### ENTRIES
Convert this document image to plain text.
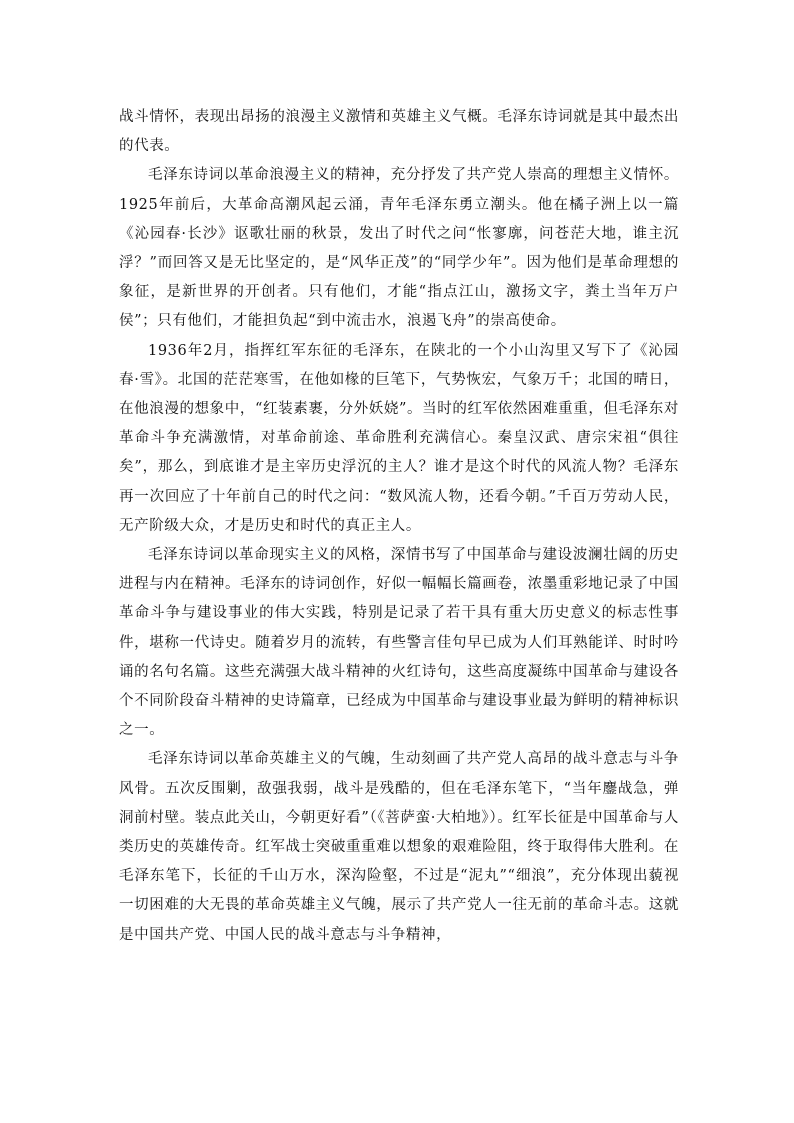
战斗情怀，表现出昂扬的浪漫主义激情和英雄主义气概。毛泽东诗词就是其中最杰出的代表。

毛泽东诗词以革命浪漫主义的精神，充分抒发了共产党人崇高的理想主义情怀。1925年前后，大革命高潮风起云涌，青年毛泽东勇立潮头。他在橘子洲上以一篇《沁园春·长沙》讴歌壮丽的秋景，发出了时代之问“怅寥廓，问苍茫大地，谁主沉浮？”而回答又是无比坚定的，是“风华正茂”的“同学少年”。因为他们是革命理想的象征，是新世界的开创者。只有他们，才能“指点江山，激扬文字，粪土当年万户侯”；只有他们，才能担负起“到中流击水，浪遏飞舟”的崇高使命。

1936年2月，指挥红军东征的毛泽东，在陕北的一个小山沟里又写下了《沁园春·雪》。北国的茫茫寒雪，在他如椽的巨笔下，气势恢宏，气象万千；北国的晴日，在他浪漫的想象中，“红装素裹，分外妖娆”。当时的红军依然困难重重，但毛泽东对革命斗争充满激情，对革命前途、革命胜利充满信心。秦皇汉武、唐宗宋祖“俱往矣”，那么，到底谁才是主宰历史浮沉的主人？谁才是这个时代的风流人物？毛泽东再一次回应了十年前自己的时代之问：“数风流人物，还看今朝。”千百万劳动人民，无产阶级大众，才是历史和时代的真正主人。

毛泽东诗词以革命现实主义的风格，深情书写了中国革命与建设波澜壮阔的历史进程与内在精神。毛泽东的诗词创作，好似一幅幅长篇画卷，浓墨重彩地记录了中国革命斗争与建设事业的伟大实践，特别是记录了若干具有重大历史意义的标志性事件，堪称一代诗史。随着岁月的流转，有些警言佳句早已成为人们耳熟能详、时时吟诵的名句名篇。这些充满强大战斗精神的火红诗句，这些高度凝练中国革命与建设各个不同阶段奋斗精神的史诗篇章，已经成为中国革命与建设事业最为鲜明的精神标识之一。

毛泽东诗词以革命英雄主义的气魄，生动刻画了共产党人高昂的战斗意志与斗争风骨。五次反围剿，敌强我弱，战斗是残酷的，但在毛泽东笔下，“当年鏖战急，弹洞前村壁。装点此关山，今朝更好看”（《菩萨蛮·大柏地》）。红军长征是中国革命与人类历史的英雄传奇。红军战士突破重重难以想象的艰难险阻，终于取得伟大胜利。在毛泽东笔下，长征的千山万水，深沟险壑，不过是“泥丸”“细浪”，充分体现出藐视一切困难的大无畏的革命英雄主义气魄，展示了共产党人一往无前的革命斗志。这就是中国共产党、中国人民的战斗意志与斗争精神，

### WHAT THE EXERCISE ASKS
Reproduce the full listing faithfully, but do not carry over any pictures.

### RESPONSE TO THIS EXERCISE
Convert this document image to plain text.
战斗情怀，表现出昂扬的浪漫主义激情和英雄主义气概。毛泽东诗词就是其中最杰出的代表。

毛泽东诗词以革命浪漫主义的精神，充分抒发了共产党人崇高的理想主义情怀。1925年前后，大革命高潮风起云涌，青年毛泽东勇立潮头。他在橘子洲上以一篇《沁园春·长沙》讴歌壮丽的秋景，发出了时代之问“怅寥廓，问苍茫大地，谁主沉浮？”而回答又是无比坚定的，是“风华正茂”的“同学少年”。因为他们是革命理想的象征，是新世界的开创者。只有他们，才能“指点江山，激扬文字，粪土当年万户侯”；只有他们，才能担负起“到中流击水，浪遏飞舟”的崇高使命。

1936年2月，指挥红军东征的毛泽东，在陕北的一个小山沟里又写下了《沁园春·雪》。北国的茫茫寒雪，在他如椽的巨笔下，气势恢宏，气象万千；北国的晴日，在他浪漫的想象中，“红装素裹，分外妖娆”。当时的红军依然困难重重，但毛泽东对革命斗争充满激情，对革命前途、革命胜利充满信心。秦皇汉武、唐宗宋祖“俱往矣”，那么，到底谁才是主宰历史浮沉的主人？谁才是这个时代的风流人物？毛泽东再一次回应了十年前自己的时代之问：“数风流人物，还看今朝。”千百万劳动人民，无产阶级大众，才是历史和时代的真正主人。

毛泽东诗词以革命现实主义的风格，深情书写了中国革命与建设波澜壮阔的历史进程与内在精神。毛泽东的诗词创作，好似一幅幅长篇画卷，浓墨重彩地记录了中国革命斗争与建设事业的伟大实践，特别是记录了若干具有重大历史意义的标志性事件，堪称一代诗史。随着岁月的流转，有些警言佳句早已成为人们耳熟能详、时时吟诵的名句名篇。这些充满强大战斗精神的火红诗句，这些高度凝练中国革命与建设各个不同阶段奋斗精神的史诗篇章，已经成为中国革命与建设事业最为鲜明的精神标识之一。

毛泽东诗词以革命英雄主义的气魄，生动刻画了共产党人高昂的战斗意志与斗争风骨。五次反围剿，敌强我弱，战斗是残酷的，但在毛泽东笔下，“当年鏖战急，弹洞前村壁。装点此关山，今朝更好看”（《菩萨蛮·大柏地》）。红军长征是中国革命与人类历史的英雄传奇。红军战士突破重重难以想象的艰难险阻，终于取得伟大胜利。在毛泽东笔下，长征的千山万水，深沟险壑，不过是“泥丸”“细浪”，充分体现出藐视一切困难的大无畏的革命英雄主义气魄，展示了共产党人一往无前的革命斗志。这就是中国共产党、中国人民的战斗意志与斗争精神，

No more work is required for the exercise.